_What to work on_:
Copy every line of the following data that includes the string "Excluded".

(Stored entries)
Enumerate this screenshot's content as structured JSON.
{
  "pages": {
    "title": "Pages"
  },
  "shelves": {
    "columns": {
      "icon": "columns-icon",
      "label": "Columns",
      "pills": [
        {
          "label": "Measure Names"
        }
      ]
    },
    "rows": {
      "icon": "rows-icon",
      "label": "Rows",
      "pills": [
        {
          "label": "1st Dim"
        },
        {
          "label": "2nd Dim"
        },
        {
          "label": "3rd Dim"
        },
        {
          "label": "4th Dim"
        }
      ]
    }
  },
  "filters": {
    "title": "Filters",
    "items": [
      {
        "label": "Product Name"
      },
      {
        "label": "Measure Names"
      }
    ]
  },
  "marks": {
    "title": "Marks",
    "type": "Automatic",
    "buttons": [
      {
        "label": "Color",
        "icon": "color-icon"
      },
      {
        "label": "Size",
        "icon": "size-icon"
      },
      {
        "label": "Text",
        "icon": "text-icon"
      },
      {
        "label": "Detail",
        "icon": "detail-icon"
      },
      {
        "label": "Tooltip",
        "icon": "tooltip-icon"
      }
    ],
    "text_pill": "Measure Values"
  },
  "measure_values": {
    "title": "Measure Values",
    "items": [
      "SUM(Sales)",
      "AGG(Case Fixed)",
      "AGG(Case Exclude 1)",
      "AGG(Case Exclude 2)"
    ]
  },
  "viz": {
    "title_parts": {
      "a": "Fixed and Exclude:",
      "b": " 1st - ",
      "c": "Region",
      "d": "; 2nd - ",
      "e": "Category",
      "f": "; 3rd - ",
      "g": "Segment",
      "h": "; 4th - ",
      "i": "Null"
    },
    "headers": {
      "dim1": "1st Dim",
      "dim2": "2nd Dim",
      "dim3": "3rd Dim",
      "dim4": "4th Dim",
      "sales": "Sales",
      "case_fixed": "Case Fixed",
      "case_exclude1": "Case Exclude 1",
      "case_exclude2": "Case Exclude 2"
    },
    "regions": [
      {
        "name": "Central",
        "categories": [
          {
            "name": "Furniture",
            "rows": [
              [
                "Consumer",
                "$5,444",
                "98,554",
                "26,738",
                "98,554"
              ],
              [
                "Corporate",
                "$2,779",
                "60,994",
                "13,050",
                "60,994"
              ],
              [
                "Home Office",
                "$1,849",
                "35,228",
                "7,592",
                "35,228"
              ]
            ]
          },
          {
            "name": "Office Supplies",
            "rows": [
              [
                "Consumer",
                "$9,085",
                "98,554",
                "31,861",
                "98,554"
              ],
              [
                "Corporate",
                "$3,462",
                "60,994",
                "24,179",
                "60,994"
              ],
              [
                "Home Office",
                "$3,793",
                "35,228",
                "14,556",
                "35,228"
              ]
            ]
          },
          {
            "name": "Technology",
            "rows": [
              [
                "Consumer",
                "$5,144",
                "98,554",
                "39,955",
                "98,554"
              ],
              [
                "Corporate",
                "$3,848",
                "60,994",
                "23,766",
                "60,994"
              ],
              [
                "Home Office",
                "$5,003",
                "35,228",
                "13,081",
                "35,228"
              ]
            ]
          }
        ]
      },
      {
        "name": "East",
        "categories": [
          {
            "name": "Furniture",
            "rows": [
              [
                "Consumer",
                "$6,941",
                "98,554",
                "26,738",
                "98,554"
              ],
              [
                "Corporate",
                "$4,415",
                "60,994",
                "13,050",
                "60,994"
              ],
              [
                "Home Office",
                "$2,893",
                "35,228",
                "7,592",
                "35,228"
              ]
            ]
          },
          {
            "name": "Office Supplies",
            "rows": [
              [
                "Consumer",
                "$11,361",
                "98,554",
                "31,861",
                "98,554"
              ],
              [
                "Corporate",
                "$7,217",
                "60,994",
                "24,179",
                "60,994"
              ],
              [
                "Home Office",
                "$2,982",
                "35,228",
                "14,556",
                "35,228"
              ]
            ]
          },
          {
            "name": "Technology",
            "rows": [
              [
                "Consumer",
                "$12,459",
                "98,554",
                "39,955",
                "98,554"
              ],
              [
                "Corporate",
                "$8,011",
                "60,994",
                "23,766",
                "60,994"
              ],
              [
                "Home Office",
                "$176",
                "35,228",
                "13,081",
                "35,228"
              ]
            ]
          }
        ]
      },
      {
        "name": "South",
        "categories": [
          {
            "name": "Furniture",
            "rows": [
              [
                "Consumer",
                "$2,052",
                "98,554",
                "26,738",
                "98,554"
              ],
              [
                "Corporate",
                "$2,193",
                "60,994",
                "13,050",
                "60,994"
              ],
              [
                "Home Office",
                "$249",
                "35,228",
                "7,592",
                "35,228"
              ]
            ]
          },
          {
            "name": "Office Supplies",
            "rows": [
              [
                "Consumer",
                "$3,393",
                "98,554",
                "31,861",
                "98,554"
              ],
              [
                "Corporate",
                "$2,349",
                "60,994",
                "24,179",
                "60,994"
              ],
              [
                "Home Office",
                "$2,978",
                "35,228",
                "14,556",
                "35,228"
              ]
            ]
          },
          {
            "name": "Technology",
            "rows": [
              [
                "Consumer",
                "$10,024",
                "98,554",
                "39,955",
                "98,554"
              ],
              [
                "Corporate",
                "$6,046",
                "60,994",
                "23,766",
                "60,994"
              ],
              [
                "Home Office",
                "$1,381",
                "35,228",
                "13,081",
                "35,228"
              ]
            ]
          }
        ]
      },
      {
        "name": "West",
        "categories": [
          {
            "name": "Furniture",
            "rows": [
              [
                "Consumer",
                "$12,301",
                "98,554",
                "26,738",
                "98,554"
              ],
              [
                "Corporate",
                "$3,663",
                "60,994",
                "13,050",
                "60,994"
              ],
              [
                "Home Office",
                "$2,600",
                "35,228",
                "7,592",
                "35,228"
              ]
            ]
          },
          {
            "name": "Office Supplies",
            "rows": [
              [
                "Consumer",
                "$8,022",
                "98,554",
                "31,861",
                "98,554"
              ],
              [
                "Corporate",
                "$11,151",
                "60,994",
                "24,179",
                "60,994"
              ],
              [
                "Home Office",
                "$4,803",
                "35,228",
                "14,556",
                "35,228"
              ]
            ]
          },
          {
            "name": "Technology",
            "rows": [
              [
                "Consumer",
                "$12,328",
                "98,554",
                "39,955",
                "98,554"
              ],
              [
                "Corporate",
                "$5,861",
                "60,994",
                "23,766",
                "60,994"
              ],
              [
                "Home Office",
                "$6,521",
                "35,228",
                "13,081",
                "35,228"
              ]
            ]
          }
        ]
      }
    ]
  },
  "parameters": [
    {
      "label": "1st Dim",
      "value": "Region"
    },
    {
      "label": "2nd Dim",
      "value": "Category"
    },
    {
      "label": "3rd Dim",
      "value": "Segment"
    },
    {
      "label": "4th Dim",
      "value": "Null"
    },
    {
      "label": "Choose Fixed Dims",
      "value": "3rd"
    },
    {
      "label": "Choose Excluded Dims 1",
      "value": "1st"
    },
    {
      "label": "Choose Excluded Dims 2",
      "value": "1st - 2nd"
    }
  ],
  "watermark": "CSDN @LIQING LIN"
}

_Task response_:
      "label": "Choose Excluded Dims 1",
      "label": "Choose Excluded Dims 2",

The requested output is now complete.